⟨

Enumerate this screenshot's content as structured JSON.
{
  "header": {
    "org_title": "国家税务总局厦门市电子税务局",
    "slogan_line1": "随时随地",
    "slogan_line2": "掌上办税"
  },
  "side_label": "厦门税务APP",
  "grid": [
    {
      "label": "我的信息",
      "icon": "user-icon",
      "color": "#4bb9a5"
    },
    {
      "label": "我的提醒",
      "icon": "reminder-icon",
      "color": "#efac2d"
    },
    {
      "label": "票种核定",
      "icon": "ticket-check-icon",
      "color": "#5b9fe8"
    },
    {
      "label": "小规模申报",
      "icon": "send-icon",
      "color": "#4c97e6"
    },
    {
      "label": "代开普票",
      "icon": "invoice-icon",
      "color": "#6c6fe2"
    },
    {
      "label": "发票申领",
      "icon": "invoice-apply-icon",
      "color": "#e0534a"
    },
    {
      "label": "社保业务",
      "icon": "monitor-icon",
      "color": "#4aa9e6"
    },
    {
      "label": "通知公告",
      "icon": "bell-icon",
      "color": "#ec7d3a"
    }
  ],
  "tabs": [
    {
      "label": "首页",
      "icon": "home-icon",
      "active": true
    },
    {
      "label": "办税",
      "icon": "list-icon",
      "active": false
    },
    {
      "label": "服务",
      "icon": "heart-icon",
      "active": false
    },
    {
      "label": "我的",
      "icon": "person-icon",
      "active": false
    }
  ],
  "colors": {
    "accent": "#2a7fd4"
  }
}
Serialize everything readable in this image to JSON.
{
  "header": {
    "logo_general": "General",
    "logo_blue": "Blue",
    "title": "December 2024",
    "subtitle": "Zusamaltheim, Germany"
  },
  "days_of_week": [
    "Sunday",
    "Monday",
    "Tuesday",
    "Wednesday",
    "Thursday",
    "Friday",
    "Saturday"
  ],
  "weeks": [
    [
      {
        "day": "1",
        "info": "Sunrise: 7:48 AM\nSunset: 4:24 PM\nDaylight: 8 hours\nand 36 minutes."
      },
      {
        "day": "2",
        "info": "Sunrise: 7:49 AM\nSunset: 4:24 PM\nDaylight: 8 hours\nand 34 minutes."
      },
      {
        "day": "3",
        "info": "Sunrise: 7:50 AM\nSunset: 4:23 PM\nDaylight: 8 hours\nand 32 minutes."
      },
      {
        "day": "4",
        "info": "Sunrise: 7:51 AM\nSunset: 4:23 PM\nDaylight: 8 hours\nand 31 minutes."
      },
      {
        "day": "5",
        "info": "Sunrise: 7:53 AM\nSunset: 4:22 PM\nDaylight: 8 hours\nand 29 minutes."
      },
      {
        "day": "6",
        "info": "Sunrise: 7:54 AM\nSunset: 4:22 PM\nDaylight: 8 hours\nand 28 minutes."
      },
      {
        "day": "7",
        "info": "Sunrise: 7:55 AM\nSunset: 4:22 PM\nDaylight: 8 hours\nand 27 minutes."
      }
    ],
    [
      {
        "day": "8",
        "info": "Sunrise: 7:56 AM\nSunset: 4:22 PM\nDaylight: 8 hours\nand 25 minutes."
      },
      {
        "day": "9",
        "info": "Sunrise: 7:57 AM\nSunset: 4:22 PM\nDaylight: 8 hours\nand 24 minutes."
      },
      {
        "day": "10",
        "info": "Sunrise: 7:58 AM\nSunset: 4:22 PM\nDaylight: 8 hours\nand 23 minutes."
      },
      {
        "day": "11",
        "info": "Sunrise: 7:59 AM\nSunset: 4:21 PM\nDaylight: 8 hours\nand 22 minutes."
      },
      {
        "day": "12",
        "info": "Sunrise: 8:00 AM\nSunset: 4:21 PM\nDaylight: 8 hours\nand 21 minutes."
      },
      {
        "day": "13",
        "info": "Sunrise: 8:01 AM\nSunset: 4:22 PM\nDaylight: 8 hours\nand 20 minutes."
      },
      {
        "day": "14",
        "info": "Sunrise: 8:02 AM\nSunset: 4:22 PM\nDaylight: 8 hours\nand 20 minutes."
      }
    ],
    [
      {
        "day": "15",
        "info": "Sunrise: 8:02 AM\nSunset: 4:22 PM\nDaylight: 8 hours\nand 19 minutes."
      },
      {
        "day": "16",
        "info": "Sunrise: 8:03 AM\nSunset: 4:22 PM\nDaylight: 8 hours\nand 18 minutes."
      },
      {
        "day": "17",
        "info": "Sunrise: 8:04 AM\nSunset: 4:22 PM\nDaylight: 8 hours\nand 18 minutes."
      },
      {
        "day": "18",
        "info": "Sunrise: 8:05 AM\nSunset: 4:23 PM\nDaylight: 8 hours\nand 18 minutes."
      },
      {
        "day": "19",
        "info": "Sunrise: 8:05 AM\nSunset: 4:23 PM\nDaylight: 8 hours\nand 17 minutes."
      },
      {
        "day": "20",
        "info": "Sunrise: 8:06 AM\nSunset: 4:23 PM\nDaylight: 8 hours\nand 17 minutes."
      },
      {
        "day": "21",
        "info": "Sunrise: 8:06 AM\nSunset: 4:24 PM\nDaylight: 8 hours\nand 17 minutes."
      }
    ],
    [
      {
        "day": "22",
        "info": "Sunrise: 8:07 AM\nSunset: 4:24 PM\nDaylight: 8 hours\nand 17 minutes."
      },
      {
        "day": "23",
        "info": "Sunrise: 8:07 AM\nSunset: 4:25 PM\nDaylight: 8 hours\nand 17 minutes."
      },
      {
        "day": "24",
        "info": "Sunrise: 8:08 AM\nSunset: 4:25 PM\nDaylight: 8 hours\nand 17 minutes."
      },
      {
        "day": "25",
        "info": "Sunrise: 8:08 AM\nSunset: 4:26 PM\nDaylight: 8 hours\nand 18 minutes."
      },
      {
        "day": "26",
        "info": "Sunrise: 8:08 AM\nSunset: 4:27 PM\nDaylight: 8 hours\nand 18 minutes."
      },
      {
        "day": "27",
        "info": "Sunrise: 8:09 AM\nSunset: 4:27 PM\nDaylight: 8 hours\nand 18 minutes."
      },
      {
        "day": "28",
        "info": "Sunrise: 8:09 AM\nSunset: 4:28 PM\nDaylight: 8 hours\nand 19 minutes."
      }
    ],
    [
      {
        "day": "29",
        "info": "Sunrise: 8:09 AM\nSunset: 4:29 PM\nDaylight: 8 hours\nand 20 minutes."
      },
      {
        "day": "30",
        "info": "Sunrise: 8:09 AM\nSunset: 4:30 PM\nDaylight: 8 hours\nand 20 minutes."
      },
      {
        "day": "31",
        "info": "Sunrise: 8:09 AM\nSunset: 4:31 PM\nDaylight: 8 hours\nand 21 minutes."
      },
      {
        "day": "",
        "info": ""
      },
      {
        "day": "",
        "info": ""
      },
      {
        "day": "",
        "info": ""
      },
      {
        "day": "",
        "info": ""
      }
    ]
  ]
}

⟩

▶ _Objective_
Go through the records above and set each one down exactly, please.

▶ _Expected answer_
Enumerate this screenshot's content as structured JSON.
{
  "header": {
    "org_title": "国家税务总局厦门市电子税务局",
    "slogan_line1": "随时随地",
    "slogan_line2": "掌上办税"
  },
  "side_label": "厦门税务APP",
  "grid": [
    {
      "label": "我的信息",
      "icon": "user-icon",
      "color": "#4bb9a5"
    },
    {
      "label": "我的提醒",
      "icon": "reminder-icon",
      "color": "#efac2d"
    },
    {
      "label": "票种核定",
      "icon": "ticket-check-icon",
      "color": "#5b9fe8"
    },
    {
      "label": "小规模申报",
      "icon": "send-icon",
      "color": "#4c97e6"
    },
    {
      "label": "代开普票",
      "icon": "invoice-icon",
      "color": "#6c6fe2"
    },
    {
      "label": "发票申领",
      "icon": "invoice-apply-icon",
      "color": "#e0534a"
    },
    {
      "label": "社保业务",
      "icon": "monitor-icon",
      "color": "#4aa9e6"
    },
    {
      "label": "通知公告",
      "icon": "bell-icon",
      "color": "#ec7d3a"
    }
  ],
  "tabs": [
    {
      "label": "首页",
      "icon": "home-icon",
      "active": true
    },
    {
      "label": "办税",
      "icon": "list-icon",
      "active": false
    },
    {
      "label": "服务",
      "icon": "heart-icon",
      "active": false
    },
    {
      "label": "我的",
      "icon": "person-icon",
      "active": false
    }
  ],
  "colors": {
    "accent": "#2a7fd4"
  }
}
Serialize everything readable in this image to JSON.
{
  "header": {
    "logo_general": "General",
    "logo_blue": "Blue",
    "title": "December 2024",
    "subtitle": "Zusamaltheim, Germany"
  },
  "days_of_week": [
    "Sunday",
    "Monday",
    "Tuesday",
    "Wednesday",
    "Thursday",
    "Friday",
    "Saturday"
  ],
  "weeks": [
    [
      {
        "day": "1",
        "info": "Sunrise: 7:48 AM\nSunset: 4:24 PM\nDaylight: 8 hours\nand 36 minutes."
      },
      {
        "day": "2",
        "info": "Sunrise: 7:49 AM\nSunset: 4:24 PM\nDaylight: 8 hours\nand 34 minutes."
      },
      {
        "day": "3",
        "info": "Sunrise: 7:50 AM\nSunset: 4:23 PM\nDaylight: 8 hours\nand 32 minutes."
      },
      {
        "day": "4",
        "info": "Sunrise: 7:51 AM\nSunset: 4:23 PM\nDaylight: 8 hours\nand 31 minutes."
      },
      {
        "day": "5",
        "info": "Sunrise: 7:53 AM\nSunset: 4:22 PM\nDaylight: 8 hours\nand 29 minutes."
      },
      {
        "day": "6",
        "info": "Sunrise: 7:54 AM\nSunset: 4:22 PM\nDaylight: 8 hours\nand 28 minutes."
      },
      {
        "day": "7",
        "info": "Sunrise: 7:55 AM\nSunset: 4:22 PM\nDaylight: 8 hours\nand 27 minutes."
      }
    ],
    [
      {
        "day": "8",
        "info": "Sunrise: 7:56 AM\nSunset: 4:22 PM\nDaylight: 8 hours\nand 25 minutes."
      },
      {
        "day": "9",
        "info": "Sunrise: 7:57 AM\nSunset: 4:22 PM\nDaylight: 8 hours\nand 24 minutes."
      },
      {
        "day": "10",
        "info": "Sunrise: 7:58 AM\nSunset: 4:22 PM\nDaylight: 8 hours\nand 23 minutes."
      },
      {
        "day": "11",
        "info": "Sunrise: 7:59 AM\nSunset: 4:21 PM\nDaylight: 8 hours\nand 22 minutes."
      },
      {
        "day": "12",
        "info": "Sunrise: 8:00 AM\nSunset: 4:21 PM\nDaylight: 8 hours\nand 21 minutes."
      },
      {
        "day": "13",
        "info": "Sunrise: 8:01 AM\nSunset: 4:22 PM\nDaylight: 8 hours\nand 20 minutes."
      },
      {
        "day": "14",
        "info": "Sunrise: 8:02 AM\nSunset: 4:22 PM\nDaylight: 8 hours\nand 20 minutes."
      }
    ],
    [
      {
        "day": "15",
        "info": "Sunrise: 8:02 AM\nSunset: 4:22 PM\nDaylight: 8 hours\nand 19 minutes."
      },
      {
        "day": "16",
        "info": "Sunrise: 8:03 AM\nSunset: 4:22 PM\nDaylight: 8 hours\nand 18 minutes."
      },
      {
        "day": "17",
        "info": "Sunrise: 8:04 AM\nSunset: 4:22 PM\nDaylight: 8 hours\nand 18 minutes."
      },
      {
        "day": "18",
        "info": "Sunrise: 8:05 AM\nSunset: 4:23 PM\nDaylight: 8 hours\nand 18 minutes."
      },
      {
        "day": "19",
        "info": "Sunrise: 8:05 AM\nSunset: 4:23 PM\nDaylight: 8 hours\nand 17 minutes."
      },
      {
        "day": "20",
        "info": "Sunrise: 8:06 AM\nSunset: 4:23 PM\nDaylight: 8 hours\nand 17 minutes."
      },
      {
        "day": "21",
        "info": "Sunrise: 8:06 AM\nSunset: 4:24 PM\nDaylight: 8 hours\nand 17 minutes."
      }
    ],
    [
      {
        "day": "22",
        "info": "Sunrise: 8:07 AM\nSunset: 4:24 PM\nDaylight: 8 hours\nand 17 minutes."
      },
      {
        "day": "23",
        "info": "Sunrise: 8:07 AM\nSunset: 4:25 PM\nDaylight: 8 hours\nand 17 minutes."
      },
      {
        "day": "24",
        "info": "Sunrise: 8:08 AM\nSunset: 4:25 PM\nDaylight: 8 hours\nand 17 minutes."
      },
      {
        "day": "25",
        "info": "Sunrise: 8:08 AM\nSunset: 4:26 PM\nDaylight: 8 hours\nand 18 minutes."
      },
      {
        "day": "26",
        "info": "Sunrise: 8:08 AM\nSunset: 4:27 PM\nDaylight: 8 hours\nand 18 minutes."
      },
      {
        "day": "27",
        "info": "Sunrise: 8:09 AM\nSunset: 4:27 PM\nDaylight: 8 hours\nand 18 minutes."
      },
      {
        "day": "28",
        "info": "Sunrise: 8:09 AM\nSunset: 4:28 PM\nDaylight: 8 hours\nand 19 minutes."
      }
    ],
    [
      {
        "day": "29",
        "info": "Sunrise: 8:09 AM\nSunset: 4:29 PM\nDaylight: 8 hours\nand 20 minutes."
      },
      {
        "day": "30",
        "info": "Sunrise: 8:09 AM\nSunset: 4:30 PM\nDaylight: 8 hours\nand 20 minutes."
      },
      {
        "day": "31",
        "info": "Sunrise: 8:09 AM\nSunset: 4:31 PM\nDaylight: 8 hours\nand 21 minutes."
      },
      {
        "day": "",
        "info": ""
      },
      {
        "day": "",
        "info": ""
      },
      {
        "day": "",
        "info": ""
      },
      {
        "day": "",
        "info": ""
      }
    ]
  ]
}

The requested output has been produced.